- _Task prompt_:
Write the records below out again exactly as given, with no images.

- _Stored rows_:
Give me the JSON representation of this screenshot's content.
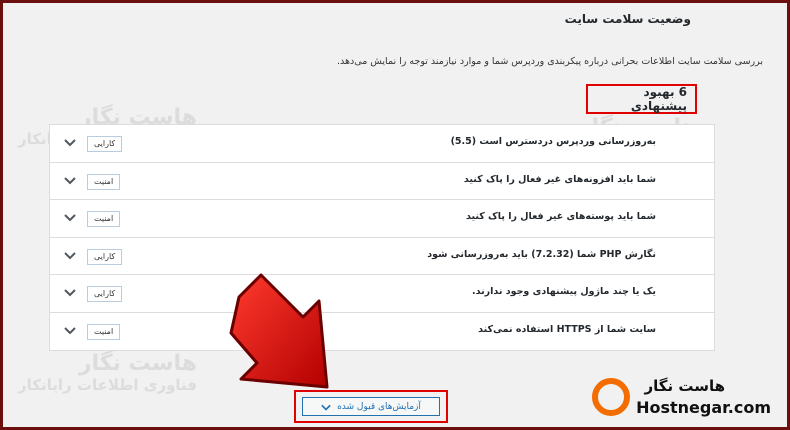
{
  "page": {
    "title": "وضعیت سلامت سایت",
    "description": "بررسی سلامت سایت اطلاعات بحرانی درباره پیکربندی وردپرس شما و موارد نیازمند توجه را نمایش می‌دهد.",
    "improvements_count": "6 بهبود پیشنهادی"
  },
  "items": [
    {
      "title": "به‌روزرسانی وردپرس دردسترس است (5.5)",
      "badge": "کارایی"
    },
    {
      "title": "شما باید افزونه‌های غیر فعال را پاک کنید",
      "badge": "امنیت"
    },
    {
      "title": "شما باید پوسته‌های غیر فعال را پاک کنید",
      "badge": "امنیت"
    },
    {
      "title": "نگارش PHP شما (7.2.32) باید به‌روزرسانی شود",
      "badge": "کارایی"
    },
    {
      "title": "یک یا چند ماژول پیشنهادی وجود ندارند.",
      "badge": "کارایی"
    },
    {
      "title": "سایت شما از HTTPS استفاده نمی‌کند",
      "badge": "امنیت"
    }
  ],
  "accept_button": {
    "label": "آزمایش‌های قبول شده"
  },
  "watermark": {
    "line1": "هاست نگار",
    "line2": "فناوری اطلاعات رایانکار"
  },
  "logo": {
    "fa": "هاست نگار",
    "en": "Hostnegar.com"
  },
  "colors": {
    "highlight": "#e00000",
    "accent": "#2271b1",
    "brand": "#f36c00"
  }
}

- _Output of the exercise_:
Give me the JSON representation of this screenshot's content.
{
  "page": {
    "title": "وضعیت سلامت سایت",
    "description": "بررسی سلامت سایت اطلاعات بحرانی درباره پیکربندی وردپرس شما و موارد نیازمند توجه را نمایش می‌دهد.",
    "improvements_count": "6 بهبود پیشنهادی"
  },
  "items": [
    {
      "title": "به‌روزرسانی وردپرس دردسترس است (5.5)",
      "badge": "کارایی"
    },
    {
      "title": "شما باید افزونه‌های غیر فعال را پاک کنید",
      "badge": "امنیت"
    },
    {
      "title": "شما باید پوسته‌های غیر فعال را پاک کنید",
      "badge": "امنیت"
    },
    {
      "title": "نگارش PHP شما (7.2.32) باید به‌روزرسانی شود",
      "badge": "کارایی"
    },
    {
      "title": "یک یا چند ماژول پیشنهادی وجود ندارند.",
      "badge": "کارایی"
    },
    {
      "title": "سایت شما از HTTPS استفاده نمی‌کند",
      "badge": "امنیت"
    }
  ],
  "accept_button": {
    "label": "آزمایش‌های قبول شده"
  },
  "watermark": {
    "line1": "هاست نگار",
    "line2": "فناوری اطلاعات رایانکار"
  },
  "logo": {
    "fa": "هاست نگار",
    "en": "Hostnegar.com"
  },
  "colors": {
    "highlight": "#e00000",
    "accent": "#2271b1",
    "brand": "#f36c00"
  }
}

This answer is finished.